*PROBLEM REQUIREMENTS*:
Looking through the listing, how many of its lines hold the word "herred"? Answer with only the number.

*SUPPLIED RECORDS*:
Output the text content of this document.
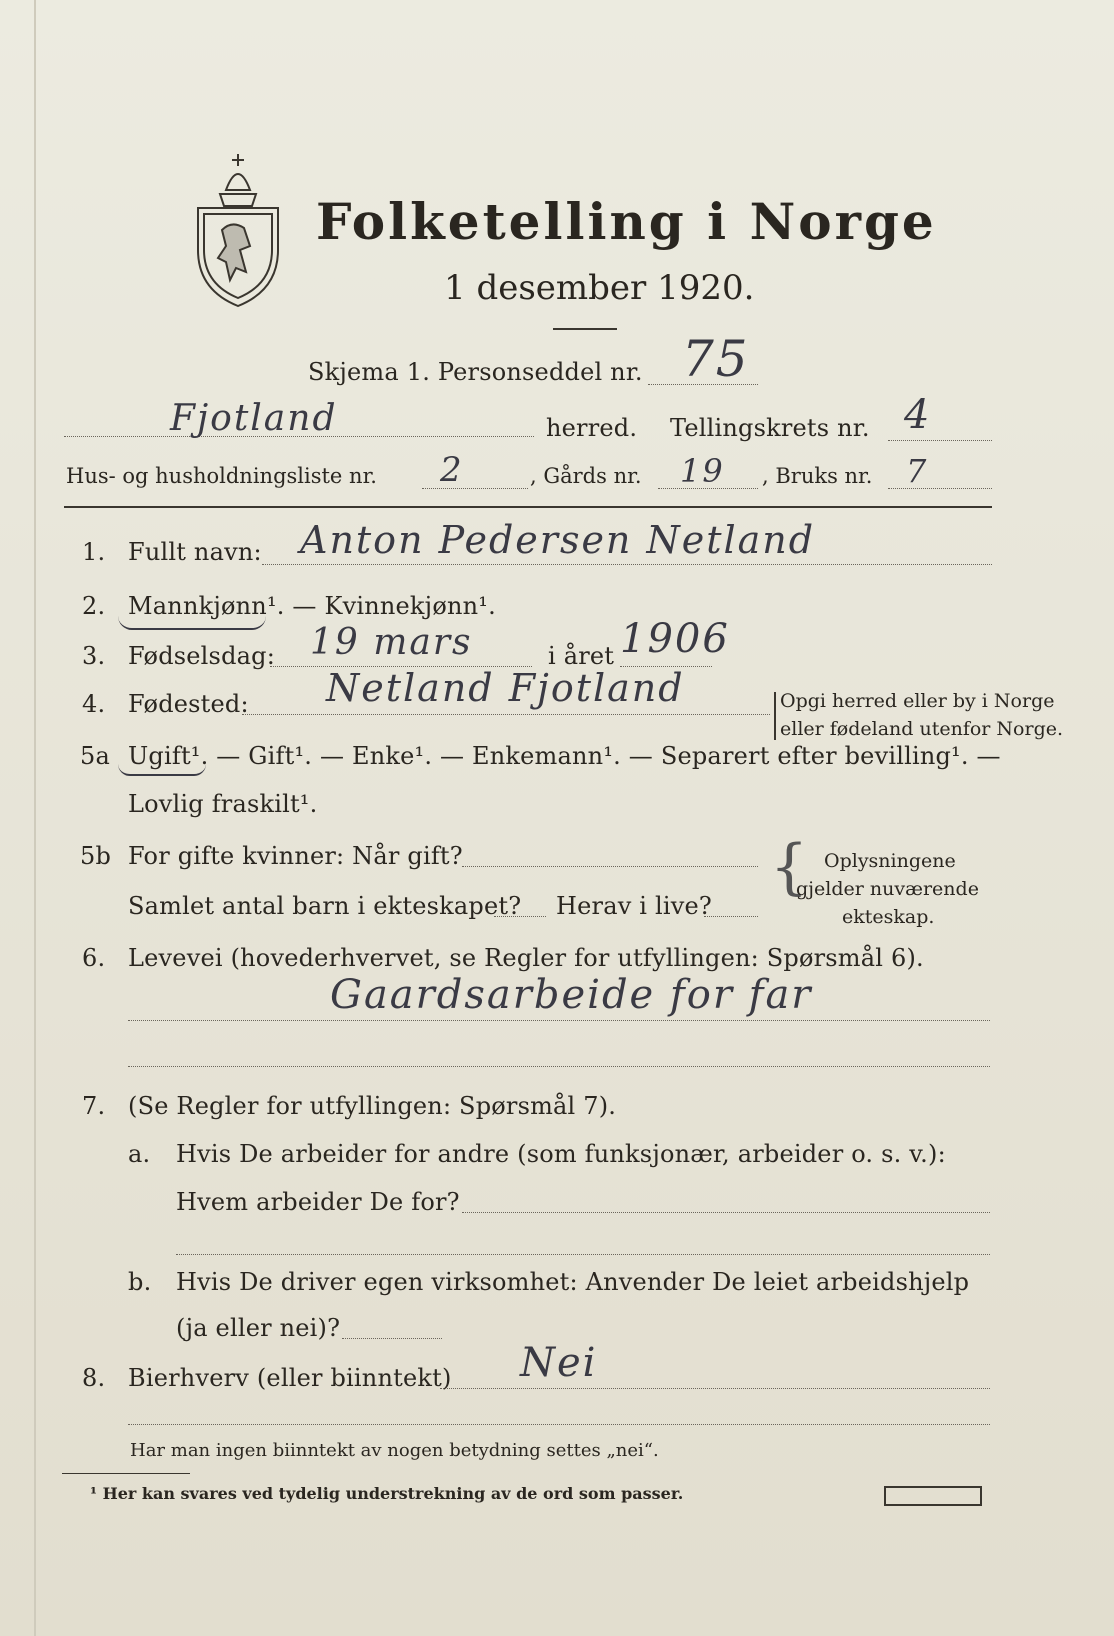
Folketelling i Norge
1 desember 1920.
Skjema 1. Personseddel nr. 75
Fjotland	herred. Tellingskrets nr. 4
Hus- og husholdningsliste nr. 2	, Gårds nr. 19 , Bruks nr. 7
1. Fullt navn: Anton Pedersen Netland
2. Mannkjønn¹. — Kvinnekjønn¹.
3. Fødselsdag: 19 mars	i året 1906
4. Fødested: Netland Fjotland	Opgi herred eller by i Norge
eller fødeland utenfor Norge.
5a Ugift¹. — Gift¹. — Enke¹. — Enkemann¹. — Separert efter bevilling¹. —
Lovlig fraskilt¹.
5b For gifte kvinner: Når gift?
Samlet antal barn i ekteskapet? Herav i live?
{ Oplysningene
gjelder nuværende
ekteskap.
6. Levevei (hovederhvervet, se Regler for utfyllingen: Spørsmål 6).
Gaardsarbeide for far
7. (Se Regler for utfyllingen: Spørsmål 7).
a. Hvis De arbeider for andre (som funksjonær, arbeider o. s. v.):
Hvem arbeider De for?
b. Hvis De driver egen virksomhet: Anvender De leiet arbeidshjelp
(ja eller nei)?
8. Bierhverv (eller biinntekt) Nei
Har man ingen biinntekt av nogen betydning settes „nei“.
¹ Her kan svares ved tydelig understrekning av de ord som passer.
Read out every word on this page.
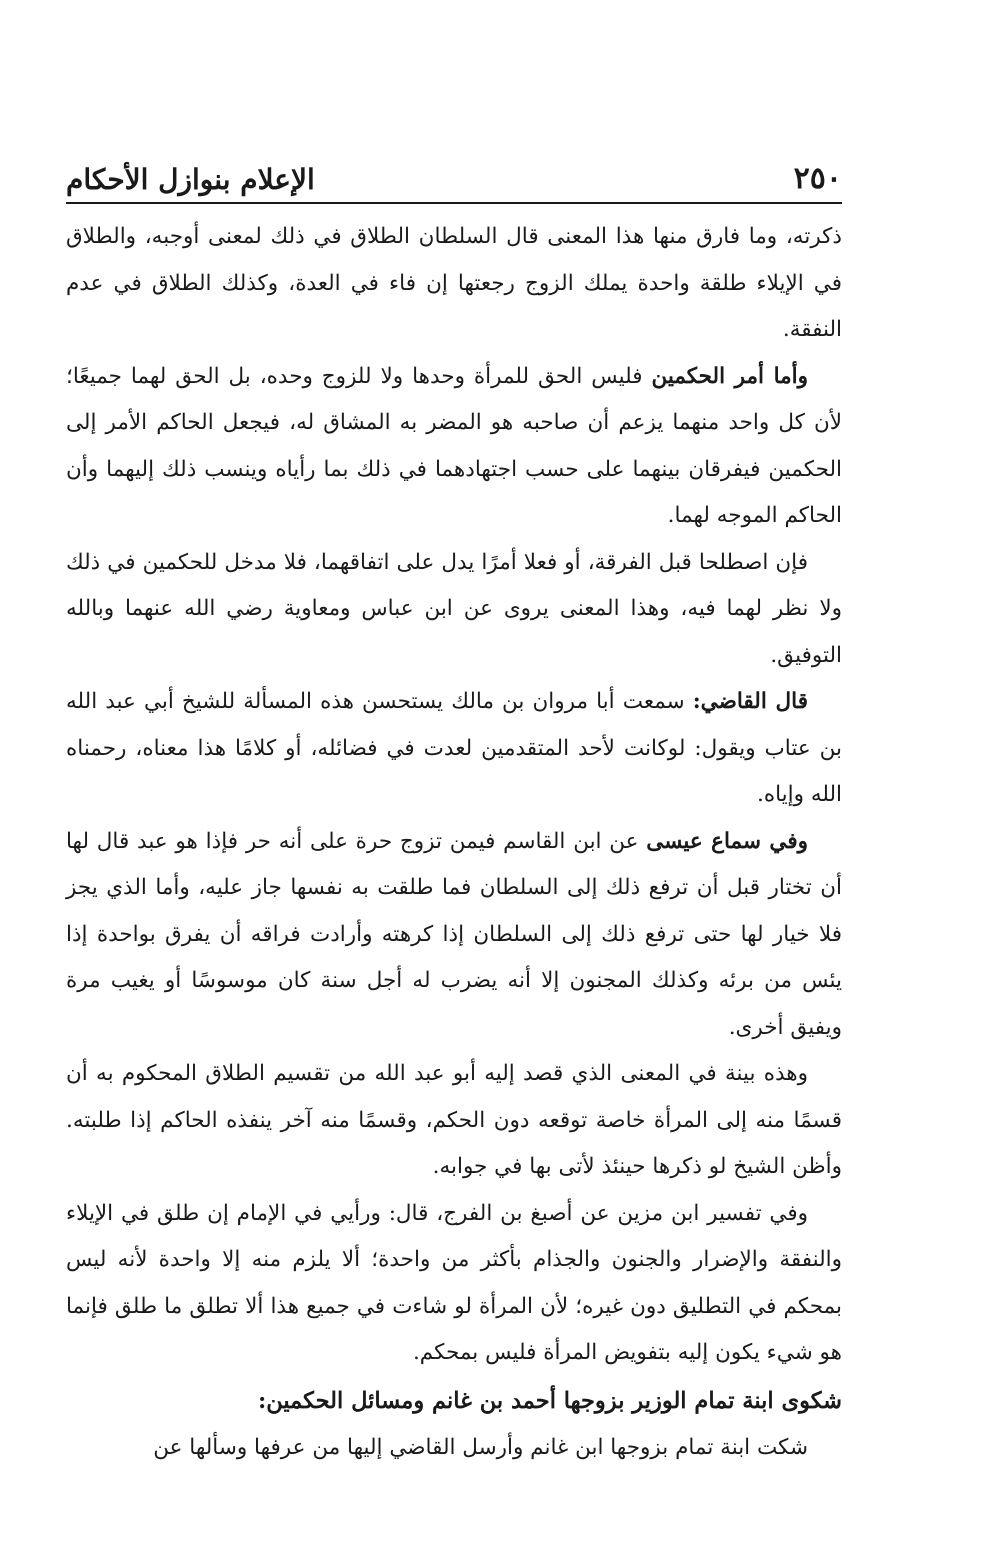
٢٥٠
الإعلام بنوازل الأحكام

ذكرته، وما فارق منها هذا المعنى قال السلطان الطلاق في ذلك لمعنى أوجبه، والطلاق في الإيلاء طلقة واحدة يملك الزوج رجعتها إن فاء في العدة، وكذلك الطلاق في عدم النفقة.

وأما أمر الحكمين فليس الحق للمرأة وحدها ولا للزوج وحده، بل الحق لهما جميعًا؛ لأن كل واحد منهما يزعم أن صاحبه هو المضر به المشاق له، فيجعل الحاكم الأمر إلى الحكمين فيفرقان بينهما على حسب اجتهادهما في ذلك بما رأياه وينسب ذلك إليهما وأن الحاكم الموجه لهما.

فإن اصطلحا قبل الفرقة، أو فعلا أمرًا يدل على اتفاقهما، فلا مدخل للحكمين في ذلك ولا نظر لهما فيه، وهذا المعنى يروى عن ابن عباس ومعاوية رضي الله عنهما وبالله التوفيق.

قال القاضي: سمعت أبا مروان بن مالك يستحسن هذه المسألة للشيخ أبي عبد الله بن عتاب ويقول: لوكانت لأحد المتقدمين لعدت في فضائله، أو كلامًا هذا معناه، رحمناه الله وإياه.

وفي سماع عيسى عن ابن القاسم فيمن تزوج حرة على أنه حر فإذا هو عبد قال لها أن تختار قبل أن ترفع ذلك إلى السلطان فما طلقت به نفسها جاز عليه، وأما الذي يجز فلا خيار لها حتى ترفع ذلك إلى السلطان إذا كرهته وأرادت فراقه أن يفرق بواحدة إذا يئس من برئه وكذلك المجنون إلا أنه يضرب له أجل سنة كان موسوسًا أو يغيب مرة ويفيق أخرى.

وهذه بينة في المعنى الذي قصد إليه أبو عبد الله من تقسيم الطلاق المحكوم به أن قسمًا منه إلى المرأة خاصة توقعه دون الحكم، وقسمًا منه آخر ينفذه الحاكم إذا طلبته. وأظن الشيخ لو ذكرها حينئذ لأتى بها في جوابه.

وفي تفسير ابن مزين عن أصبغ بن الفرج، قال: ورأيي في الإمام إن طلق في الإيلاء والنفقة والإضرار والجنون والجذام بأكثر من واحدة؛ ألا يلزم منه إلا واحدة لأنه ليس بمحكم في التطليق دون غيره؛ لأن المرأة لو شاءت في جميع هذا ألا تطلق ما طلق فإنما هو شيء يكون إليه بتفويض المرأة فليس بمحكم.

شكوى ابنة تمام الوزير بزوجها أحمد بن غانم ومسائل الحكمين:

شكت ابنة تمام بزوجها ابن غانم وأرسل القاضي إليها من عرفها وسألها عن
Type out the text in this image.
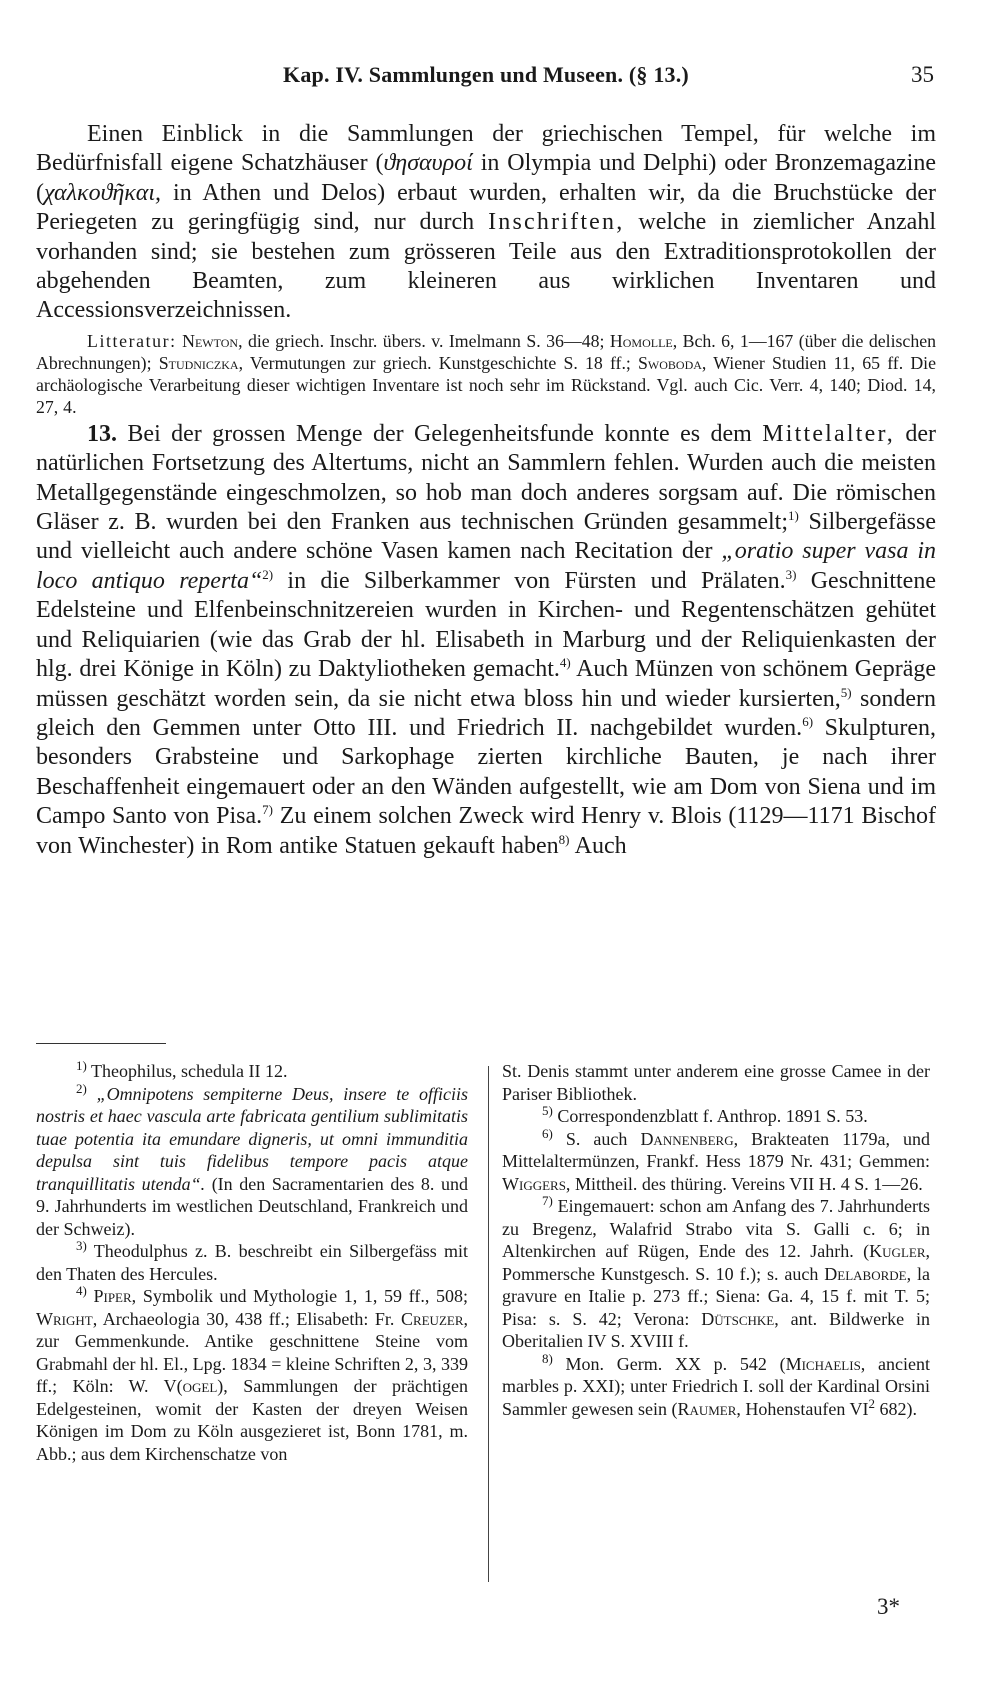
Kap. IV. Sammlungen und Museen. (§ 13.)	35

Einen Einblick in die Sammlungen der griechischen Tempel, für welche im Bedürfnisfall eigene Schatzhäuser (ϑησαυροί in Olympia und Delphi) oder Bronzemagazine (χαλκοϑῆκαι, in Athen und Delos) erbaut wurden, erhalten wir, da die Bruchstücke der Periegeten zu geringfügig sind, nur durch Inschriften, welche in ziemlicher Anzahl vorhanden sind; sie bestehen zum grösseren Teile aus den Extraditionsprotokollen der abgehenden Beamten, zum kleineren aus wirklichen Inventaren und Accessionsverzeichnissen.

Litteratur: Newton, die griech. Inschr. übers. v. Imelmann S. 36—48; Homolle, Bch. 6, 1—167 (über die delischen Abrechnungen); Studniczka, Vermutungen zur griech. Kunstgeschichte S. 18 ff.; Swoboda, Wiener Studien 11, 65 ff. Die archäologische Verarbeitung dieser wichtigen Inventare ist noch sehr im Rückstand. Vgl. auch Cic. Verr. 4, 140; Diod. 14, 27, 4.

13. Bei der grossen Menge der Gelegenheitsfunde konnte es dem Mittelalter, der natürlichen Fortsetzung des Altertums, nicht an Sammlern fehlen. Wurden auch die meisten Metallgegenstände eingeschmolzen, so hob man doch anderes sorgsam auf. Die römischen Gläser z. B. wurden bei den Franken aus technischen Gründen gesammelt;$^{1)}$ Silbergefässe und vielleicht auch andere schöne Vasen kamen nach Recitation der „oratio super vasa in loco antiquo reperta“$^{2)}$ in die Silberkammer von Fürsten und Prälaten.$^{3)}$ Geschnittene Edelsteine und Elfenbeinschnitzereien wurden in Kirchen- und Regentenschätzen gehütet und Reliquiarien (wie das Grab der hl. Elisabeth in Marburg und der Reliquienkasten der hlg. drei Könige in Köln) zu Daktyliotheken gemacht.$^{4)}$ Auch Münzen von schönem Gepräge müssen geschätzt worden sein, da sie nicht etwa bloss hin und wieder kursierten,$^{5)}$ sondern gleich den Gemmen unter Otto III. und Friedrich II. nachgebildet wurden.$^{6)}$ Skulpturen, besonders Grabsteine und Sarkophage zierten kirchliche Bauten, je nach ihrer Beschaffenheit eingemauert oder an den Wänden aufgestellt, wie am Dom von Siena und im Campo Santo von Pisa.$^{7)}$ Zu einem solchen Zweck wird Henry v. Blois (1129—1171 Bischof von Winchester) in Rom antike Statuen gekauft haben$^{8)}$ Auch

$^{1)}$ Theophilus, schedula II 12.

$^{2)}$ „Omnipotens sempiterne Deus, insere te officiis nostris et haec vascula arte fabricata gentilium sublimitatis tuae potentia ita emundare digneris, ut omni immunditia depulsa sint tuis fidelibus tempore pacis atque tranquillitatis utenda“. (In den Sacramentarien des 8. und 9. Jahrhunderts im westlichen Deutschland, Frankreich und der Schweiz).

$^{3)}$ Theodulphus z. B. beschreibt ein Silbergefäss mit den Thaten des Hercules.

$^{4)}$ Piper, Symbolik und Mythologie 1, 1, 59 ff., 508; Wright, Archaeologia 30, 438 ff.; Elisabeth: Fr. Creuzer, zur Gemmenkunde. Antike geschnittene Steine vom Grabmahl der hl. El., Lpg. 1834 = kleine Schriften 2, 3, 339 ff.; Köln: W. V(ogel), Sammlungen der prächtigen Edelgesteinen, womit der Kasten der dreyen Weisen Königen im Dom zu Köln ausgezieret ist, Bonn 1781, m. Abb.; aus dem Kirchenschatze von

St. Denis stammt unter anderem eine grosse Camee in der Pariser Bibliothek.

$^{5)}$ Correspondenzblatt f. Anthrop. 1891 S. 53.

$^{6)}$ S. auch Dannenberg, Brakteaten 1179a, und Mittelaltermünzen, Frankf. Hess 1879 Nr. 431; Gemmen: Wiggers, Mittheil. des thüring. Vereins VII H. 4 S. 1—26.

$^{7)}$ Eingemauert: schon am Anfang des 7. Jahrhunderts zu Bregenz, Walafrid Strabo vita S. Galli c. 6; in Altenkirchen auf Rügen, Ende des 12. Jahrh. (Kugler, Pommersche Kunstgesch. S. 10 f.); s. auch Delaborde, la gravure en Italie p. 273 ff.; Siena: Ga. 4, 15 f. mit T. 5; Pisa: s. S. 42; Verona: Dütschke, ant. Bildwerke in Oberitalien IV S. XVIII f.

$^{8)}$ Mon. Germ. XX p. 542 (Michaelis, ancient marbles p. XXI); unter Friedrich I. soll der Kardinal Orsini Sammler gewesen sein (Raumer, Hohenstaufen VI$^2$ 682).

3*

*SOLUTION*:
2